■ TASK BRIEF ■
Set down each line of the material that follows, exactly, with no pictures.

■ DATASET ENTRIES ■
——————————

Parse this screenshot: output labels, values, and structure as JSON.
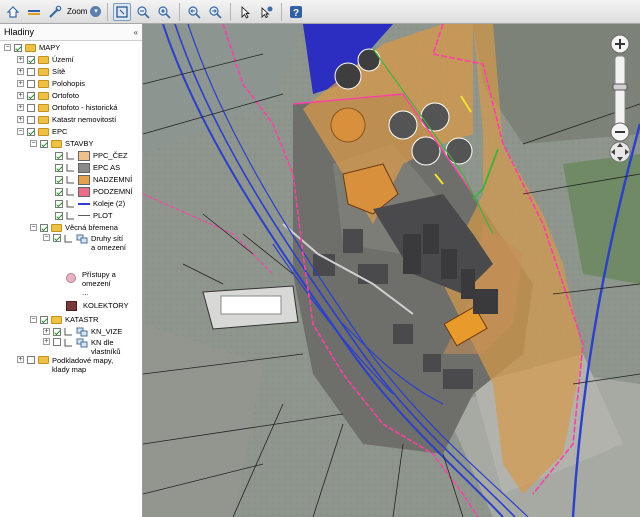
{
  "toolbar": {
    "zoom_label": "Zoom",
    "icons": [
      "home-icon",
      "layers-icon",
      "tools-icon",
      "pan-icon",
      "zoom-out-icon",
      "zoom-in-icon",
      "previous-extent-icon",
      "next-extent-icon",
      "select-arrow-icon",
      "identify-icon",
      "help-icon"
    ]
  },
  "panel": {
    "title": "Hladiny",
    "collapse_glyph": "«"
  },
  "layers": {
    "mapy": "MAPY",
    "uzemi": "Území",
    "site": "Sítě",
    "polohopis": "Polohopis",
    "ortofoto": "Ortofoto",
    "ortofoto_hist": "Ortofoto - historická",
    "katastr_nem": "Katastr nemovitostí",
    "epc": "EPC",
    "stavby": "STAVBY",
    "ppc_cez": "PPC_ČEZ",
    "epc_as": "EPC AS",
    "nadzemni": "NADZEMNÍ",
    "podzemni": "PODZEMNÍ",
    "koleje": "Koleje (2)",
    "plot": "PLOT",
    "vecna": "Věcná břemena",
    "druhy_1": "Druhy sítí",
    "druhy_2": "a omezení",
    "pristupy_1": "Přístupy a",
    "pristupy_2": "omezení",
    "ellipsis": "...",
    "kolektory": "KOLEKTORY",
    "katastr": "KATASTR",
    "kn_vize": "KN_VIZE",
    "kn_dle_1": "KN dle",
    "kn_dle_2": "vlastníků",
    "podkladove_1": "Podkladové mapy,",
    "podkladove_2": "klady map"
  },
  "colors": {
    "accent": "#5a7fb0",
    "ppc_cez": "#f0bf8a",
    "epc_as": "#8a8a8a",
    "nadzemni": "#e7a04c",
    "podzemni": "#f06a8a",
    "koleje": "#2b3fd0",
    "plot": "#5a5a5a",
    "pristupy": "#e7b3c4",
    "kolektory": "#7b3a3a",
    "boundary": "#ff3fa8"
  },
  "map": {
    "nav_up": "▲",
    "nav_down": "▼",
    "nav_left": "◀",
    "nav_right": "▶",
    "plus": "+",
    "minus": "−"
  }
}
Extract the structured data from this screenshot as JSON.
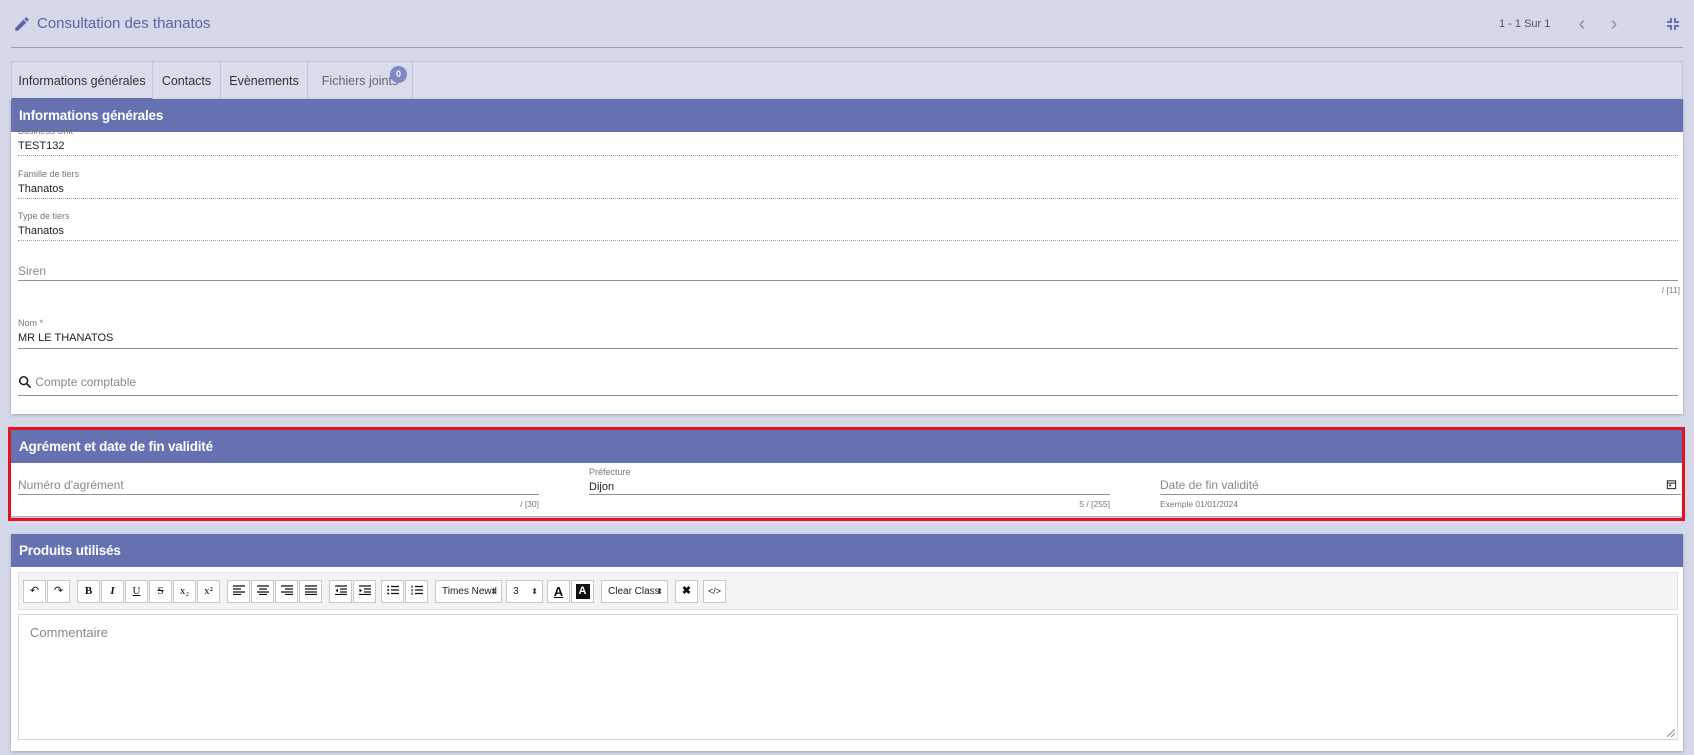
{
  "topbar": {
    "title": "Consultation des thanatos",
    "pager": "1 - 1 Sur 1",
    "prev_glyph": "‹",
    "next_glyph": "›"
  },
  "tabs": [
    {
      "label": "Informations générales",
      "active": true
    },
    {
      "label": "Contacts"
    },
    {
      "label": "Evènements"
    },
    {
      "label": "Fichiers joints",
      "badge": "0"
    }
  ],
  "general": {
    "header": "Informations générales",
    "business_unit": {
      "label": "Business Unit",
      "value": "TEST132"
    },
    "famille": {
      "label": "Famille de tiers",
      "value": "Thanatos"
    },
    "type": {
      "label": "Type de tiers",
      "value": "Thanatos"
    },
    "siren": {
      "placeholder": "Siren",
      "counter": "/ [11]"
    },
    "nom": {
      "label": "Nom *",
      "value": "MR LE THANATOS"
    },
    "compte": {
      "placeholder": "Compte comptable"
    }
  },
  "agrement": {
    "header": "Agrément et date de fin validité",
    "numero": {
      "placeholder": "Numéro d'agrément",
      "counter": "/ [30]"
    },
    "prefecture": {
      "label": "Préfecture",
      "value": "Dijon",
      "counter": "5 / [255]"
    },
    "date_fin": {
      "placeholder": "Date de fin validité",
      "hint": "Exemple 01/01/2024"
    }
  },
  "produits": {
    "header": "Produits utilisés",
    "toolbar": {
      "undo": "↶",
      "redo": "↷",
      "bold": "B",
      "italic": "I",
      "underline": "U",
      "strike": "S",
      "sub": "x₂",
      "sup": "x²",
      "font": "Times New I",
      "size": "3",
      "font_color": "A",
      "bg_color": "A",
      "clear_class": "Clear Class",
      "remove_format": "✖",
      "code": "</>"
    },
    "editor_placeholder": "Commentaire"
  },
  "colors": {
    "accent": "#6571b0",
    "highlight": "#e0141e",
    "background": "#d4d8e8"
  }
}
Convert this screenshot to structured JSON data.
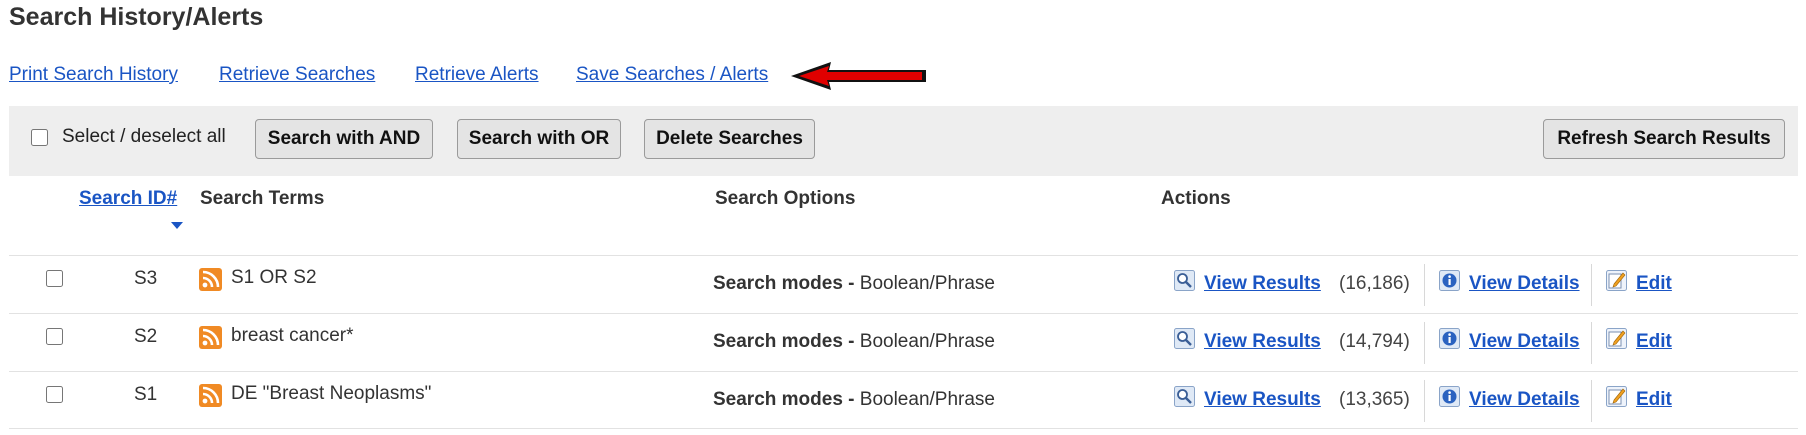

——————————

■ WRITTEN RESPONSE ■
Parse this screenshot: output labels, values, and structure as JSON.
{
  "toolbar": {
    "zoom_label": "Zoom",
    "icons": [
      "home-icon",
      "layers-icon",
      "tools-icon",
      "pan-icon",
      "zoom-out-icon",
      "zoom-in-icon",
      "previous-extent-icon",
      "next-extent-icon",
      "select-arrow-icon",
      "identify-icon",
      "help-icon"
    ]
  },
  "panel": {
    "title": "Hladiny",
    "collapse_glyph": "«"
  },
  "layers": {
    "mapy": "MAPY",
    "uzemi": "Území",
    "site": "Sítě",
    "polohopis": "Polohopis",
    "ortofoto": "Ortofoto",
    "ortofoto_hist": "Ortofoto - historická",
    "katastr_nem": "Katastr nemovitostí",
    "epc": "EPC",
    "stavby": "STAVBY",
    "ppc_cez": "PPC_ČEZ",
    "epc_as": "EPC AS",
    "nadzemni": "NADZEMNÍ",
    "podzemni": "PODZEMNÍ",
    "koleje": "Koleje (2)",
    "plot": "PLOT",
    "vecna": "Věcná břemena",
    "druhy_1": "Druhy sítí",
    "druhy_2": "a omezení",
    "pristupy_1": "Přístupy a",
    "pristupy_2": "omezení",
    "ellipsis": "...",
    "kolektory": "KOLEKTORY",
    "katastr": "KATASTR",
    "kn_vize": "KN_VIZE",
    "kn_dle_1": "KN dle",
    "kn_dle_2": "vlastníků",
    "podkladove_1": "Podkladové mapy,",
    "podkladove_2": "klady map"
  },
  "colors": {
    "accent": "#5a7fb0",
    "ppc_cez": "#f0bf8a",
    "epc_as": "#8a8a8a",
    "nadzemni": "#e7a04c",
    "podzemni": "#f06a8a",
    "koleje": "#2b3fd0",
    "plot": "#5a5a5a",
    "pristupy": "#e7b3c4",
    "kolektory": "#7b3a3a",
    "boundary": "#ff3fa8"
  },
  "map": {
    "nav_up": "▲",
    "nav_down": "▼",
    "nav_left": "◀",
    "nav_right": "▶",
    "plus": "+",
    "minus": "−"
  }
}
Extract the structured data from this screenshot as JSON.
{
  "topbar": {
    "title": "Consultation des thanatos",
    "pager": "1 - 1 Sur 1",
    "prev_glyph": "‹",
    "next_glyph": "›"
  },
  "tabs": [
    {
      "label": "Informations générales",
      "active": true
    },
    {
      "label": "Contacts"
    },
    {
      "label": "Evènements"
    },
    {
      "label": "Fichiers joints",
      "badge": "0"
    }
  ],
  "general": {
    "header": "Informations générales",
    "business_unit": {
      "label": "Business Unit",
      "value": "TEST132"
    },
    "famille": {
      "label": "Famille de tiers",
      "value": "Thanatos"
    },
    "type": {
      "label": "Type de tiers",
      "value": "Thanatos"
    },
    "siren": {
      "placeholder": "Siren",
      "counter": "/ [11]"
    },
    "nom": {
      "label": "Nom *",
      "value": "MR LE THANATOS"
    },
    "compte": {
      "placeholder": "Compte comptable"
    }
  },
  "agrement": {
    "header": "Agrément et date de fin validité",
    "numero": {
      "placeholder": "Numéro d'agrément",
      "counter": "/ [30]"
    },
    "prefecture": {
      "label": "Préfecture",
      "value": "Dijon",
      "counter": "5 / [255]"
    },
    "date_fin": {
      "placeholder": "Date de fin validité",
      "hint": "Exemple 01/01/2024"
    }
  },
  "produits": {
    "header": "Produits utilisés",
    "toolbar": {
      "undo": "↶",
      "redo": "↷",
      "bold": "B",
      "italic": "I",
      "underline": "U",
      "strike": "S",
      "sub": "x₂",
      "sup": "x²",
      "font": "Times New I",
      "size": "3",
      "font_color": "A",
      "bg_color": "A",
      "clear_class": "Clear Class",
      "remove_format": "✖",
      "code": "</>"
    },
    "editor_placeholder": "Commentaire"
  },
  "colors": {
    "accent": "#6571b0",
    "highlight": "#e0141e",
    "background": "#d4d8e8"
  }
}
Convert this screenshot to structured JSON data.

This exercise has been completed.